▶ **Problem 1**
Rewrite the paragraph of the essay on the three boys that begins "And then there is boy C." as a short bulleted list that keeps its main facts.
▶ **Problem 2**
Using the essay on the three boys, say whether each statement agrees with it, and quote the words that settle each one: (a) Boy B's mother is a housewife. (b) Boy A's mother pays close attention to him when he comes home. (c) Kids who abuse animals are five times more likely to commit theft.
▶ **Problem 3**
Extend the essay on the three boys past its last line.

▶ **Excerpt to read**
Three eight year old boys A, B and C are walking back from school when they chance upon a mangy stray dog. A digs a few rocks out of his shorts and flings one at the dog. Boy B recedes behind a tree and keeps a close watch on the dog. Boy C plants himself firmly between boy A and the dog, ensuring that the dog is not hit anymore.
Which of the 3 boys from the scenario defines you? A hypothetical question, you say? Maybe it doesn’t jog your memory enough. Okay, read on;
Boy A goes home and his mom is indifferent to him. She’s busy arguing with his father or planning a kitty party.
Boy B goes home to a mother that is the quiet contemplative type. She’s a housewife concerned about her family’s well-being. Worried about her son having all he needs to do well in school.
Boy C goes home to find his mother feeding a cow or teaching the servant’s six- year-old child how to read and write.
Does either of these scenarios sound familiar? Too general, you claim? Well, read on;
Boy A’s path in life is as follows. From seeking fun in hurting others he becomes a bully at school. He then becomes an eve-teaser in college. He ends up getting into a few fights, always on the verge of getting in trouble, or worse; arrested. He gets married and has a good chance of being a wife-beater.
Boy B is the classic case of someone that does what’s expected of him. The “also ran” in life. The one who observes everything, does nothing and is educated enough to talk about it at a party. He gets married, has kids and watches out for them like his mom did for him. He will complain about ills in society and his country but he won’t do a thing about it.
And then there is boy C. He has learnt compassion from his mother. Love and care for animals and other humans has been nurtured in his heart. He will grow up to encompass everything. The environment, animal abuse, sex workers, oppressed classes, geriatric care; everything will be of concern to him. He will do something about each and everything. He will fill his life with causes those are beyond himself.
Now does the picture become clearer?
Here is the simple truth. Most of us fall under the category B. Always afraid that our B child doesn’t become a category A kid. All we have to do is make him a category C child. That will make a generation of category C children.
Most of us ask what one person can do for this world or to change our country. Well here’s the answer for you. Encourage your child to be a type C child. Learning about compassion early in life builds empathy and moral character, reduces violence and builds a sense of empowerment and responsibility. Society as a whole benefits when its members are more caring toward each other and the animal those live among us.
Studies have shown that kids those abuse animals are five times more likely to commit violent crimes against people and four times more likely to commit theft and three times more likely to do drugs than kids who don’t. In fact the FBI uses violent crimes against animals to profile violent criminals.
Hence A is not equal to B and B is not equal to C. So there you have it- Hence proved.
Q.E.D – Quad Erat Demonstrandum.

▶ **Stored data**
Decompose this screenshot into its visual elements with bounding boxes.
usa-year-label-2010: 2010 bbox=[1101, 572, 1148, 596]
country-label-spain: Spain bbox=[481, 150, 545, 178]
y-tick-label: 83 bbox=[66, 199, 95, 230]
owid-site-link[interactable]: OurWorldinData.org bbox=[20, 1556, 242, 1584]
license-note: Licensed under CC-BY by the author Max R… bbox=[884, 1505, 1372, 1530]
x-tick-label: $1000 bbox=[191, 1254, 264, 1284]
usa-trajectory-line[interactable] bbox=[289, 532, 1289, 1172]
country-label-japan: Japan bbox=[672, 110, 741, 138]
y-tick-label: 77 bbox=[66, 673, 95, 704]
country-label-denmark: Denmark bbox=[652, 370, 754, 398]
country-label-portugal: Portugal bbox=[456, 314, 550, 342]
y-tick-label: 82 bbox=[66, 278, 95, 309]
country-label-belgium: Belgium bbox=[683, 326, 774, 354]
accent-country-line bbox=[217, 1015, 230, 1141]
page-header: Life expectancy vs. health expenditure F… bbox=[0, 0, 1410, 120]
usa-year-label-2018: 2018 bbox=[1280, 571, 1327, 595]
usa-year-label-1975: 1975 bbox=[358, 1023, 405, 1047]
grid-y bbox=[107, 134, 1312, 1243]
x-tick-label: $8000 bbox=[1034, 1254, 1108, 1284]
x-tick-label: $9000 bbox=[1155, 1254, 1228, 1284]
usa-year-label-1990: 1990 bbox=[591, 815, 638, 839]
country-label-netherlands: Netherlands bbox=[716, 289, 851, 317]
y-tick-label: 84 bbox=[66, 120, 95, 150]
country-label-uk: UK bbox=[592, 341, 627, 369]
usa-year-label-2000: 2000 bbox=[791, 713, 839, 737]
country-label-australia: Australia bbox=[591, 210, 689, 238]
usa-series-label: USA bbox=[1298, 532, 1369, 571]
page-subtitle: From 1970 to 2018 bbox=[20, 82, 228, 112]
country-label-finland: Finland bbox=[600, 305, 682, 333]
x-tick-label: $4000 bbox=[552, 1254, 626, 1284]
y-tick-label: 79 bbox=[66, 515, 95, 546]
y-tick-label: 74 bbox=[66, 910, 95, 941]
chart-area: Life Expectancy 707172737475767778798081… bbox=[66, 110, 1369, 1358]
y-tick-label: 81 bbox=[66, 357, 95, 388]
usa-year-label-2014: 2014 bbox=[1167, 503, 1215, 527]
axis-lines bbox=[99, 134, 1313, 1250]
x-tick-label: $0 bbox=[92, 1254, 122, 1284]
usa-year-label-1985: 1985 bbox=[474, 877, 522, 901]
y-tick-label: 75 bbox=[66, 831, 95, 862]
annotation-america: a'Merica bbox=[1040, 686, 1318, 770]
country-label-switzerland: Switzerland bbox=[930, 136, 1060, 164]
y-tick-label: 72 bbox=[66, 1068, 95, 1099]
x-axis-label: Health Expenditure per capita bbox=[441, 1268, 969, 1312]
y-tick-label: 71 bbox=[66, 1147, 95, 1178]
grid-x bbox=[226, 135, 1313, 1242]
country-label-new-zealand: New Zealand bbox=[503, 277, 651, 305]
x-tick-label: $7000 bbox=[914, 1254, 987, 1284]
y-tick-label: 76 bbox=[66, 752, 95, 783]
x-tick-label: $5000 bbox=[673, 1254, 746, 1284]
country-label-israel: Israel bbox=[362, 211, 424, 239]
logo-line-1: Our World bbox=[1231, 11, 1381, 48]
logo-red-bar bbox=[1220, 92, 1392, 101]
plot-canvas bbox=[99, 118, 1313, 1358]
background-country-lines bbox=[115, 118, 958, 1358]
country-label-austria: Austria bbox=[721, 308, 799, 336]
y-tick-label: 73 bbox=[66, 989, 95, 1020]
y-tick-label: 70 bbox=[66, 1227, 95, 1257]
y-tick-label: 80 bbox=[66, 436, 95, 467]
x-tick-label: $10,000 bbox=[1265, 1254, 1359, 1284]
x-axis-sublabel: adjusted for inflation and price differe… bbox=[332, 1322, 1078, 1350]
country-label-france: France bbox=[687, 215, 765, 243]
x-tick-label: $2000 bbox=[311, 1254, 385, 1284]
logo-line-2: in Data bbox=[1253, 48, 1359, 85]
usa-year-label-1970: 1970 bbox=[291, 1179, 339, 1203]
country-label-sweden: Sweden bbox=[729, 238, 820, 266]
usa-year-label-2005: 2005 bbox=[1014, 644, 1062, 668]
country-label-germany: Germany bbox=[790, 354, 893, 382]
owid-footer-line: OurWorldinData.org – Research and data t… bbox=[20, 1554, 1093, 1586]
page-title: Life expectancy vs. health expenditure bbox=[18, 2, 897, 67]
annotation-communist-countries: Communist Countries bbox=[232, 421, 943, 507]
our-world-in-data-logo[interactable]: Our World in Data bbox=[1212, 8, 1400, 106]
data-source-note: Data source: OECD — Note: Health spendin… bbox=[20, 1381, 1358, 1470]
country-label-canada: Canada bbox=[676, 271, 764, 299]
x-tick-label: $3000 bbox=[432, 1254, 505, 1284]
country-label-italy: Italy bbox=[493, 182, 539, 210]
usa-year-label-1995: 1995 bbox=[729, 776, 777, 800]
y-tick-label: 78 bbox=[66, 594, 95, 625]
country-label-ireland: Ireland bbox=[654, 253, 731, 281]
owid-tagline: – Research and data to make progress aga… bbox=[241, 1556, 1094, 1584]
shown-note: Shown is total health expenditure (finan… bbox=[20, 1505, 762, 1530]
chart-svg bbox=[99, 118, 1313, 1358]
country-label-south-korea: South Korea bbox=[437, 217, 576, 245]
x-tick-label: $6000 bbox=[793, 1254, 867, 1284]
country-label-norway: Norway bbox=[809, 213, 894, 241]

▶ **Right answer 1**
- Boy C learned compassion from his mother.
- Love and care for animals and other humans were nurtured in his heart.
- As an adult, he will be concerned with everything: the environment, animal abuse, sex workers, oppressed classes and geriatric care.
- He will act on each of these concerns.
- He will fill his life with causes beyond himself.

▶ **Right answer 2**
(a) Yes: "She’s a housewife concerned about her family’s well-being."
(b) No: "Boy A goes home and his mom is indifferent to him."
(c) No: "four times more likely to commit theft"

▶ **Right answer 3**
“Aiiiiyiiiii.” The scrawny shirtless kid holds up two sticks in his hands and chases a dog. His ten-year-old legs allow him to catch up to the limping stray before I can blink my eyes.
“Whaaack.” A smile of triumph beams across the boy’s dark complexioned face.
“Aoor Aoor Aoor,” The dog lifts his injured leg higher and tries to scramble away. The boy raises his sticks again.
My body kicks into action. “Oye!” I charge the boy.
He drops the sticks and tries to flee.
My fingers sting from the pain. The boy is holding the back of his head. “Why are you hitting a defenseless dog?” I yell in Hindi. The onlookers at the Fatehpur Sikri surround us. The boy runs away. “How does it feel to be hit like that?” I shout at his receding figure.
The mosque has drawn its weekend crowd of visitors and devout locals. Merchants by the Kotah stone coloured forty meter high entrance gate, the Buland Darwaza, trade their wares in song. The mild wafting aroma of groundnuts roasting over coal saturates the air. The azaan (call to prayer) blares over the loud-speaker. “Allah-hu-Akbar.” Although not a Muslim, I repeat the phrase aloud. I’ve been taught as a child to respect all religions. I fold my hands in prayer and bow my head.
Ḥayya ʿala khayr al ʿamal.” (The time for the best deed has come) the Muezzin’s voice is crisp over the loudspeaker.
The best deed? I slump. How does it feel to be the perpetrator of the crime you just accused him of? Hitting someone weaker than you is just wrong. I close my eyes. That kid hasn’t learnt his lesson and he never will. Where did we go wrong? When did it become acceptable for peace loving Indians to hurt defenseless animals? What happened to our concept of ‘be kind to animals-‘nahi to paap lagega’ (or you will be cursed by your karma).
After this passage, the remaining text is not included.